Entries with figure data

-- Start --

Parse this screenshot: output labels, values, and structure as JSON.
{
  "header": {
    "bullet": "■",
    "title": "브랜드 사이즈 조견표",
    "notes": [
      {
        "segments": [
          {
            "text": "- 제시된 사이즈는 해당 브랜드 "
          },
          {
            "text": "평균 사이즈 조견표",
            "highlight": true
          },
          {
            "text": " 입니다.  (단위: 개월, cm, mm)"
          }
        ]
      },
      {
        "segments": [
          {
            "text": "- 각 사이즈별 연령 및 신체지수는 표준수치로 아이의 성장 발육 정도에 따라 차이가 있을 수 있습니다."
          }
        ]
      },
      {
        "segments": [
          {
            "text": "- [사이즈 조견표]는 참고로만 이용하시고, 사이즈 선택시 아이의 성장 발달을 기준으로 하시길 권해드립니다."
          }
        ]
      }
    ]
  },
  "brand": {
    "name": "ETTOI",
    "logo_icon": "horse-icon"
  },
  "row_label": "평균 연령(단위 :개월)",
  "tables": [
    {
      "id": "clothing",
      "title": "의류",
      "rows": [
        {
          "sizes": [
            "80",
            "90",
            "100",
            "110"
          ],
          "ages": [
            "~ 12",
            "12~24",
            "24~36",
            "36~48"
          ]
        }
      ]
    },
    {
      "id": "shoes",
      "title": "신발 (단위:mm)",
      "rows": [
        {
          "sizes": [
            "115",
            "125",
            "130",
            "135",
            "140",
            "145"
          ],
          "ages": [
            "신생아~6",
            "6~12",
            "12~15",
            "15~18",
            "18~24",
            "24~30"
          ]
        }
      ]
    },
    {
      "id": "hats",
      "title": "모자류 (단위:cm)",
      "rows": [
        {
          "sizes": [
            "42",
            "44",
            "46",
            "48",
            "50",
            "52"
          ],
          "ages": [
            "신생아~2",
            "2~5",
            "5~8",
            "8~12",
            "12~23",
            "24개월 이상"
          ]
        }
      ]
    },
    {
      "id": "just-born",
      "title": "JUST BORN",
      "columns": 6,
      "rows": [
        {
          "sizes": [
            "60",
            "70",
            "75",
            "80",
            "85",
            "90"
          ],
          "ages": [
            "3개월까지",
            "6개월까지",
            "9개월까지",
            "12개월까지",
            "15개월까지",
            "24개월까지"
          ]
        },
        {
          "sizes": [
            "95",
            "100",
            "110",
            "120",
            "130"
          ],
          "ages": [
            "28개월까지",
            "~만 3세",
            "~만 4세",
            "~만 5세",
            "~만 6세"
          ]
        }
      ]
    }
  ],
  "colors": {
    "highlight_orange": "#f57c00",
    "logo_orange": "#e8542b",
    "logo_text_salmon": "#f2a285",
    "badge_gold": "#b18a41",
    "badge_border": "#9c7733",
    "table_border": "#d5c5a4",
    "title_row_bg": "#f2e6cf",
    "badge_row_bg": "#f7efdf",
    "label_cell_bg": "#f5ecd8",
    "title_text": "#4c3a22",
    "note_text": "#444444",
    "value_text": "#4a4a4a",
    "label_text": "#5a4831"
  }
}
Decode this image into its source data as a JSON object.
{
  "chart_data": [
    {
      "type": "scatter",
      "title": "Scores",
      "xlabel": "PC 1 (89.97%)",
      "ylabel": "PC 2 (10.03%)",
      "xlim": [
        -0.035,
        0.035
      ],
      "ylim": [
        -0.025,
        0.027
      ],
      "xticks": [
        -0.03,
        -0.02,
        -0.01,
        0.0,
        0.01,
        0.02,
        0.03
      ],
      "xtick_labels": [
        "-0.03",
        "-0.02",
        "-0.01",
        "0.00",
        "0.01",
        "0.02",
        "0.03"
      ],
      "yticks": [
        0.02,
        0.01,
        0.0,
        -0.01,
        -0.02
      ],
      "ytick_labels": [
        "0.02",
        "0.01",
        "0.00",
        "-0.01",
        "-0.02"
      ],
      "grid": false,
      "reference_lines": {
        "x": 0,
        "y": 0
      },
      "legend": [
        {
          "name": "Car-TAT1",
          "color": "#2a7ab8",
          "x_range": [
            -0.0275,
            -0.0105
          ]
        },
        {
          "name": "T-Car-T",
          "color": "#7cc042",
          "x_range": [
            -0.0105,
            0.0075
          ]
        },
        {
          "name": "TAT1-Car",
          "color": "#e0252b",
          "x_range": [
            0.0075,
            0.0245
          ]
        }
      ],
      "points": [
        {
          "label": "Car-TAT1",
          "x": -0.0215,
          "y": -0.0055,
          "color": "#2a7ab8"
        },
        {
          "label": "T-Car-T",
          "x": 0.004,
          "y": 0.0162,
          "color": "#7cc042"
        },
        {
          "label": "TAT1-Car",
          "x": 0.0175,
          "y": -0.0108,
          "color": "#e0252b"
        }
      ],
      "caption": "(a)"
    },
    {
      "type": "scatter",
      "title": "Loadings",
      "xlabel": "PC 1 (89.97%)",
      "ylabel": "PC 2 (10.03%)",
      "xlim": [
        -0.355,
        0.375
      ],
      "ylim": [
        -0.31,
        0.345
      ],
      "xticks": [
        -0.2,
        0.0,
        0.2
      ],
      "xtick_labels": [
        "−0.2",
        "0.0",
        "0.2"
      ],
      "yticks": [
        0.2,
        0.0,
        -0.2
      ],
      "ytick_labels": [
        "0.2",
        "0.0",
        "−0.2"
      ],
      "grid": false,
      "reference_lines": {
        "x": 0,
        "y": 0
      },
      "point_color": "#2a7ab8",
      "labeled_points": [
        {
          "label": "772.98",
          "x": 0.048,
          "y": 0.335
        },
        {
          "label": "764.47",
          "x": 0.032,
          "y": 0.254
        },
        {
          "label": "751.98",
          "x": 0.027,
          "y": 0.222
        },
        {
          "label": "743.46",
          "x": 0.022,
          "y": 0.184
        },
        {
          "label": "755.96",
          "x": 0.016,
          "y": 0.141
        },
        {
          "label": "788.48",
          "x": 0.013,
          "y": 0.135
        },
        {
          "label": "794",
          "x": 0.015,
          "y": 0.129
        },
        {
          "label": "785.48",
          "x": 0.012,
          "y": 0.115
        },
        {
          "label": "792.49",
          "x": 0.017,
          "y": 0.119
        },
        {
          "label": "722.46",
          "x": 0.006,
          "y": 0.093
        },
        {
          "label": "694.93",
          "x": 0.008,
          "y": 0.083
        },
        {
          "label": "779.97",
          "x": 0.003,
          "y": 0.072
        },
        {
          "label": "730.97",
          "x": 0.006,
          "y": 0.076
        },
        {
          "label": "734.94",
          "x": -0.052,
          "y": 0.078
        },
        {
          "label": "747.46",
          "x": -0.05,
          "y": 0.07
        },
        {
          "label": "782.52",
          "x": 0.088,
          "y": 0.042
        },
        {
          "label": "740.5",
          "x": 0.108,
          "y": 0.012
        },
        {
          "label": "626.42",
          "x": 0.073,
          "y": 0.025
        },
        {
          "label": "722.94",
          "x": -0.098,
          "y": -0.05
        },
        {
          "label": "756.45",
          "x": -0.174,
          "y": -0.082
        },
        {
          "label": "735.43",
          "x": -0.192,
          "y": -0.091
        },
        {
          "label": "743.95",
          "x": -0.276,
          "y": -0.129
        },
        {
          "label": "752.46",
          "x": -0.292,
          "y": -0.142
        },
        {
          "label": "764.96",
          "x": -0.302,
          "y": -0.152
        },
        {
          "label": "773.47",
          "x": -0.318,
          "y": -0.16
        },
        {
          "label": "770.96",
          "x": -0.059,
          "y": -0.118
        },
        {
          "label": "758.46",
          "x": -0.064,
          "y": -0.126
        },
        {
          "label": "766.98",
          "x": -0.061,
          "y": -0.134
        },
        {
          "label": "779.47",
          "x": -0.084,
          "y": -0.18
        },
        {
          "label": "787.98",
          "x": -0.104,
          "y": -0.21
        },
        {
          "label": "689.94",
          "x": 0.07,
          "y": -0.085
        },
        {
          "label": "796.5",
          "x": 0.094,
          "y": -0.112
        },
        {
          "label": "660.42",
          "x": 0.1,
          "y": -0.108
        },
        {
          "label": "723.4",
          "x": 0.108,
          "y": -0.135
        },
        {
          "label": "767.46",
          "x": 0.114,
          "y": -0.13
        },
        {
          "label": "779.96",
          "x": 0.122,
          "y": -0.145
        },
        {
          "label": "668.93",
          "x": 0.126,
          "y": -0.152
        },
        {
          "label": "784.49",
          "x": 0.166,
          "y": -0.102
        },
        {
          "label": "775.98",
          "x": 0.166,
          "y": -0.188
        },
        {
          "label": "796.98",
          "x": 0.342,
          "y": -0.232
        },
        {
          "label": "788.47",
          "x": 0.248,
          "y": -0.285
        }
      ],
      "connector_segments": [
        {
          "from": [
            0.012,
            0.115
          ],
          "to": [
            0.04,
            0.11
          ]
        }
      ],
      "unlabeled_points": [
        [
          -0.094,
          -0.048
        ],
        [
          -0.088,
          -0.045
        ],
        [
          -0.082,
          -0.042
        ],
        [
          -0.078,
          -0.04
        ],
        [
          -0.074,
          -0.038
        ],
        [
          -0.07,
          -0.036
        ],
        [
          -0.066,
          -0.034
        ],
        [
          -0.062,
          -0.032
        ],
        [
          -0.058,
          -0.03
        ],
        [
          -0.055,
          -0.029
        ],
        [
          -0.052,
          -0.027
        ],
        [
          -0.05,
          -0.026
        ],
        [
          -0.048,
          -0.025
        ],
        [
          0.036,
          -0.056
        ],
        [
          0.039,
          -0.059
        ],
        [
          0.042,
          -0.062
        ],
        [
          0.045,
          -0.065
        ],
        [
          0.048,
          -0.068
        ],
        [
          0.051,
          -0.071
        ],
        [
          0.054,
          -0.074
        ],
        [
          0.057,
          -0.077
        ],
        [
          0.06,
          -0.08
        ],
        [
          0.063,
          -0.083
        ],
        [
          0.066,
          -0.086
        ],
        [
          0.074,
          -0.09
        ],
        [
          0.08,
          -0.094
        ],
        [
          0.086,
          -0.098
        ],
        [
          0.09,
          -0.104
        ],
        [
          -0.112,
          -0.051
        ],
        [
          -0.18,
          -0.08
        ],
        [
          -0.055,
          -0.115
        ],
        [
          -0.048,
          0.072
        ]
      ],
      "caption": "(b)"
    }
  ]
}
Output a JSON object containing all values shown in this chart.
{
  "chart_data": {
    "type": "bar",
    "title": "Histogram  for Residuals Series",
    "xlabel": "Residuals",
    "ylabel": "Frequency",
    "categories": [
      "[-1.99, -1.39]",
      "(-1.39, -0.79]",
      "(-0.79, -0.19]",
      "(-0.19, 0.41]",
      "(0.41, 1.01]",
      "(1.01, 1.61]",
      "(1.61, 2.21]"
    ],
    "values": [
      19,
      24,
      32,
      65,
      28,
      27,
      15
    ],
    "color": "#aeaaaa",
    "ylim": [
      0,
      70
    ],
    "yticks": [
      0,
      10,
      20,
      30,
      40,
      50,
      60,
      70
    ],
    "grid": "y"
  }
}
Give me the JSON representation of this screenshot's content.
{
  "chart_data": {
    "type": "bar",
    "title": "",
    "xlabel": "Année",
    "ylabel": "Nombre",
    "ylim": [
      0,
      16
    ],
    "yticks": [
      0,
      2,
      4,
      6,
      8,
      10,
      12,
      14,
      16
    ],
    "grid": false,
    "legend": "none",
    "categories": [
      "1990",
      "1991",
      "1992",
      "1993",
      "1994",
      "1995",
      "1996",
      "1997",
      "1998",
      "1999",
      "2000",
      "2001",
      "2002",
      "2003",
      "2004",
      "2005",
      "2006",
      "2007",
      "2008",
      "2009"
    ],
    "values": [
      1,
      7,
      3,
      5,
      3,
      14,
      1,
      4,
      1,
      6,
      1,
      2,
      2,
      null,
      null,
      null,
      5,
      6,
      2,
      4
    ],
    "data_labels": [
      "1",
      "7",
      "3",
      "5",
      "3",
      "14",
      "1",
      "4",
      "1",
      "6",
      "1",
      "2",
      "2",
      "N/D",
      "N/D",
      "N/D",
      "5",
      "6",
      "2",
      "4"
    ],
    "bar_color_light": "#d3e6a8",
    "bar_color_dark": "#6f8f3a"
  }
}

-- End --

Prompt :: State how many lines of the listing hold the string "Residuals"; reply with the number and nothing else.

Output for this task :: 2